---------- Excerpted records
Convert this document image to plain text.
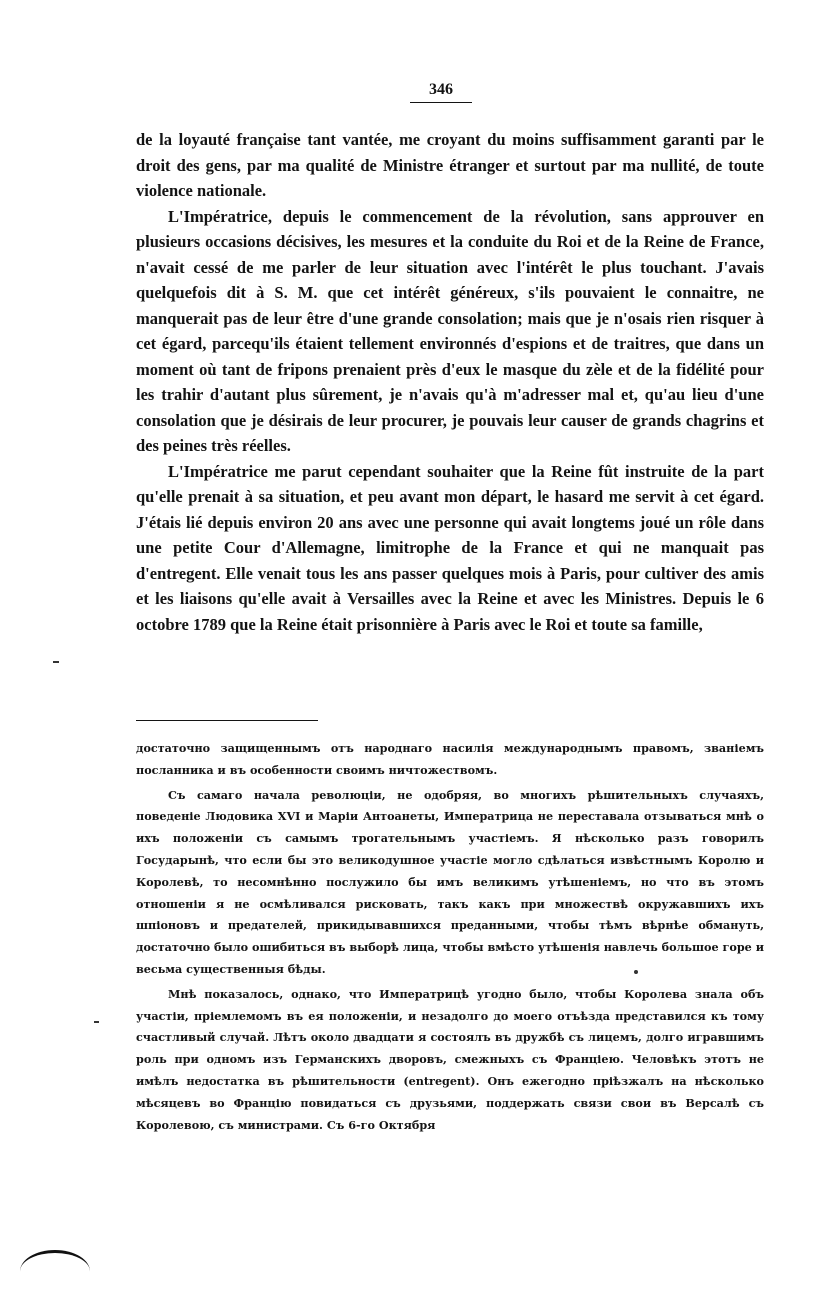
346

de la loyauté française tant vantée, me croyant du moins suffisamment garanti par le droit des gens, par ma qualité de Ministre étranger et surtout par ma nullité, de toute violence nationale.

L'Impératrice, depuis le commencement de la révolution, sans approuver en plusieurs occasions décisives, les mesures et la conduite du Roi et de la Reine de France, n'avait cessé de me parler de leur situation avec l'intérêt le plus touchant. J'avais quelquefois dit à S. M. que cet intérêt généreux, s'ils pouvaient le connaitre, ne manquerait pas de leur être d'une grande consolation; mais que je n'osais rien risquer à cet égard, parcequ'ils étaient tellement environnés d'espions et de traitres, que dans un moment où tant de fripons prenaient près d'eux le masque du zèle et de la fidélité pour les trahir d'autant plus sûrement, je n'avais qu'à m'adresser mal et, qu'au lieu d'une consolation que je désirais de leur procurer, je pouvais leur causer de grands chagrins et des peines très réelles.

L'Impératrice me parut cependant souhaiter que la Reine fût instruite de la part qu'elle prenait à sa situation, et peu avant mon départ, le hasard me servit à cet égard. J'étais lié depuis environ 20 ans avec une personne qui avait longtems joué un rôle dans une petite Cour d'Allemagne, limitrophe de la France et qui ne manquait pas d'entregent. Elle venait tous les ans passer quelques mois à Paris, pour cultiver des amis et les liaisons qu'elle avait à Versailles avec la Reine et avec les Ministres. Depuis le 6 octobre 1789 que la Reine était prisonnière à Paris avec le Roi et toute sa famille,

достаточно защищеннымъ отъ народнаго насилія международнымъ правомъ, званіемъ посланника и въ особенности своимъ ничтожествомъ.

Съ самаго начала революціи, не одобряя, во многихъ рѣшительныхъ случаяхъ, поведеніе Людовика XVI и Маріи Антоанеты, Императрица не переставала отзываться мнѣ о ихъ положеніи съ самымъ трогательнымъ участіемъ. Я нѣсколько разъ говорилъ Государынѣ, что если бы это великодушное участіе могло сдѣлаться извѣстнымъ Королю и Королевѣ, то несомнѣнно послужило бы имъ великимъ утѣшеніемъ, но что въ этомъ отношеніи я не осмѣливался рисковать, такъ какъ при множествѣ окружавшихъ ихъ шпіоновъ и предателей, прикидывавшихся преданными, чтобы тѣмъ вѣрнѣе обмануть, достаточно было ошибиться въ выборѣ лица, чтобы вмѣсто утѣшенія навлечь большое горе и весьма существенныя бѣды.

Мнѣ показалось, однако, что Императрицѣ угодно было, чтобы Королева знала объ участіи, пріемлемомъ въ ея положеніи, и незадолго до моего отъѣзда представился къ тому счастливый случай. Лѣтъ около двадцати я состоялъ въ дружбѣ съ лицемъ, долго игравшимъ роль при одномъ изъ Германскихъ дворовъ, смежныхъ съ Франціею. Человѣкъ этотъ не имѣлъ недостатка въ рѣшительности (entregent). Онъ ежегодно пріѣзжалъ на нѣсколько мѣсяцевъ во Францію повидаться съ друзьями, поддержать связи свои въ Версалѣ съ Королевою, съ министрами. Съ 6-го Октября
--------------------
Exercise requirements: Quote the data above in full and without alteration; skip the pictures.

Task response:
Convert this document image to plain text.
346

de la loyauté française tant vantée, me croyant du moins suffisamment garanti par le droit des gens, par ma qualité de Ministre étranger et surtout par ma nullité, de toute violence nationale.

L'Impératrice, depuis le commencement de la révolution, sans approuver en plusieurs occasions décisives, les mesures et la conduite du Roi et de la Reine de France, n'avait cessé de me parler de leur situation avec l'intérêt le plus touchant. J'avais quelquefois dit à S. M. que cet intérêt généreux, s'ils pouvaient le connaitre, ne manquerait pas de leur être d'une grande consolation; mais que je n'osais rien risquer à cet égard, parcequ'ils étaient tellement environnés d'espions et de traitres, que dans un moment où tant de fripons prenaient près d'eux le masque du zèle et de la fidélité pour les trahir d'autant plus sûrement, je n'avais qu'à m'adresser mal et, qu'au lieu d'une consolation que je désirais de leur procurer, je pouvais leur causer de grands chagrins et des peines très réelles.

L'Impératrice me parut cependant souhaiter que la Reine fût instruite de la part qu'elle prenait à sa situation, et peu avant mon départ, le hasard me servit à cet égard. J'étais lié depuis environ 20 ans avec une personne qui avait longtems joué un rôle dans une petite Cour d'Allemagne, limitrophe de la France et qui ne manquait pas d'entregent. Elle venait tous les ans passer quelques mois à Paris, pour cultiver des amis et les liaisons qu'elle avait à Versailles avec la Reine et avec les Ministres. Depuis le 6 octobre 1789 que la Reine était prisonnière à Paris avec le Roi et toute sa famille,

достаточно защищеннымъ отъ народнаго насилія международнымъ правомъ, званіемъ посланника и въ особенности своимъ ничтожествомъ.

Съ самаго начала революціи, не одобряя, во многихъ рѣшительныхъ случаяхъ, поведеніе Людовика XVI и Маріи Антоанеты, Императрица не переставала отзываться мнѣ о ихъ положеніи съ самымъ трогательнымъ участіемъ. Я нѣсколько разъ говорилъ Государынѣ, что если бы это великодушное участіе могло сдѣлаться извѣстнымъ Королю и Королевѣ, то несомнѣнно послужило бы имъ великимъ утѣшеніемъ, но что въ этомъ отношеніи я не осмѣливался рисковать, такъ какъ при множествѣ окружавшихъ ихъ шпіоновъ и предателей, прикидывавшихся преданными, чтобы тѣмъ вѣрнѣе обмануть, достаточно было ошибиться въ выборѣ лица, чтобы вмѣсто утѣшенія навлечь большое горе и весьма существенныя бѣды.

Мнѣ показалось, однако, что Императрицѣ угодно было, чтобы Королева знала объ участіи, пріемлемомъ въ ея положеніи, и незадолго до моего отъѣзда представился къ тому счастливый случай. Лѣтъ около двадцати я состоялъ въ дружбѣ съ лицемъ, долго игравшимъ роль при одномъ изъ Германскихъ дворовъ, смежныхъ съ Франціею. Человѣкъ этотъ не имѣлъ недостатка въ рѣшительности (entregent). Онъ ежегодно пріѣзжалъ на нѣсколько мѣсяцевъ во Францію повидаться съ друзьями, поддержать связи свои въ Версалѣ съ Королевою, съ министрами. Съ 6-го Октября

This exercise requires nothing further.